- _YOUR OBJECTIVE_:
Your task is to count the lines of the entries below that include the word "arena" and to give only the resulting number.
● ● ● ● ● ● ●
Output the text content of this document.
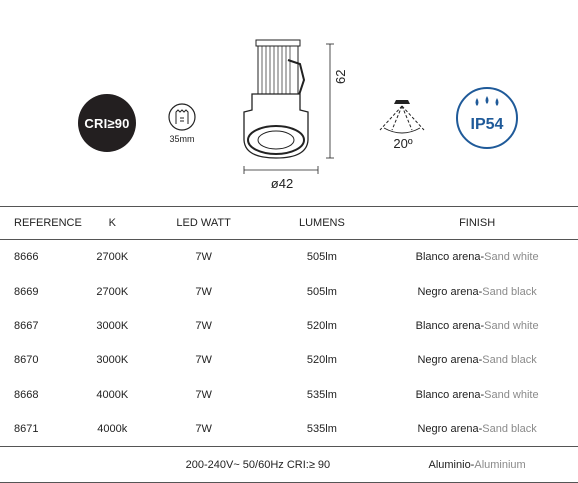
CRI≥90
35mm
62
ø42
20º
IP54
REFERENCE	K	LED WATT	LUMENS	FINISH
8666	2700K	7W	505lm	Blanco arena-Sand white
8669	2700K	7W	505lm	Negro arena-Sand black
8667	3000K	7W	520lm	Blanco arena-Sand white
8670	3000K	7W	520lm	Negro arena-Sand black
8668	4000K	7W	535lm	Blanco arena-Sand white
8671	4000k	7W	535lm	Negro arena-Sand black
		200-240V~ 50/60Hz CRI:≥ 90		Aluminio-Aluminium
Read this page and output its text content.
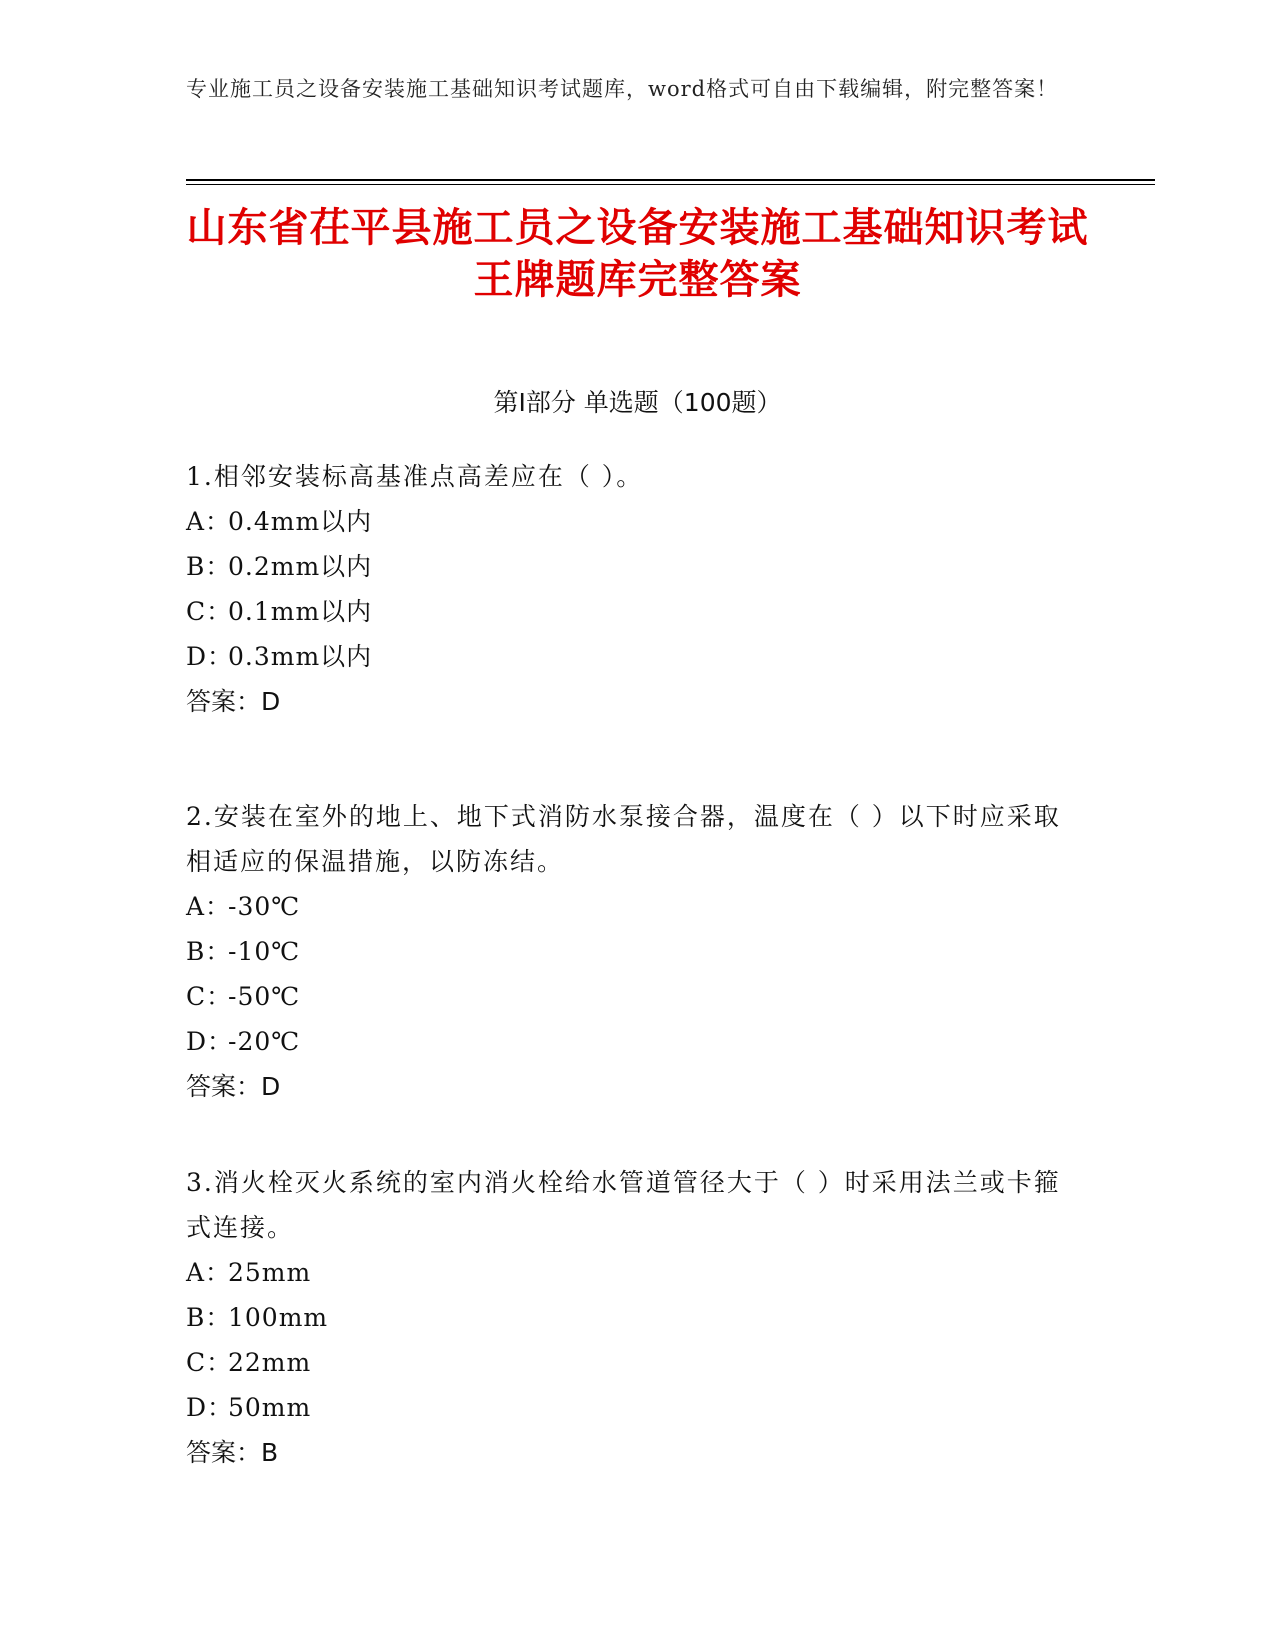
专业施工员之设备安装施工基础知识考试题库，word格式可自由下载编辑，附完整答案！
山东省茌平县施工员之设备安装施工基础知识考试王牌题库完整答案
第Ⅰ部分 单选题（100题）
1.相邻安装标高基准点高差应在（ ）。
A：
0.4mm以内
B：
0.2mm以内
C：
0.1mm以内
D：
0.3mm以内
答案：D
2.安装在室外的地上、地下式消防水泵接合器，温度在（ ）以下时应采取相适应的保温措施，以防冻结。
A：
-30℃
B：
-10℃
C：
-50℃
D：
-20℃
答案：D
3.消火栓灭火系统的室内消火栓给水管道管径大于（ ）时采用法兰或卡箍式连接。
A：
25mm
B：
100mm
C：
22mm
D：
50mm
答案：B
● ● ● ● ● ● ●
- _RESPONSE_:
6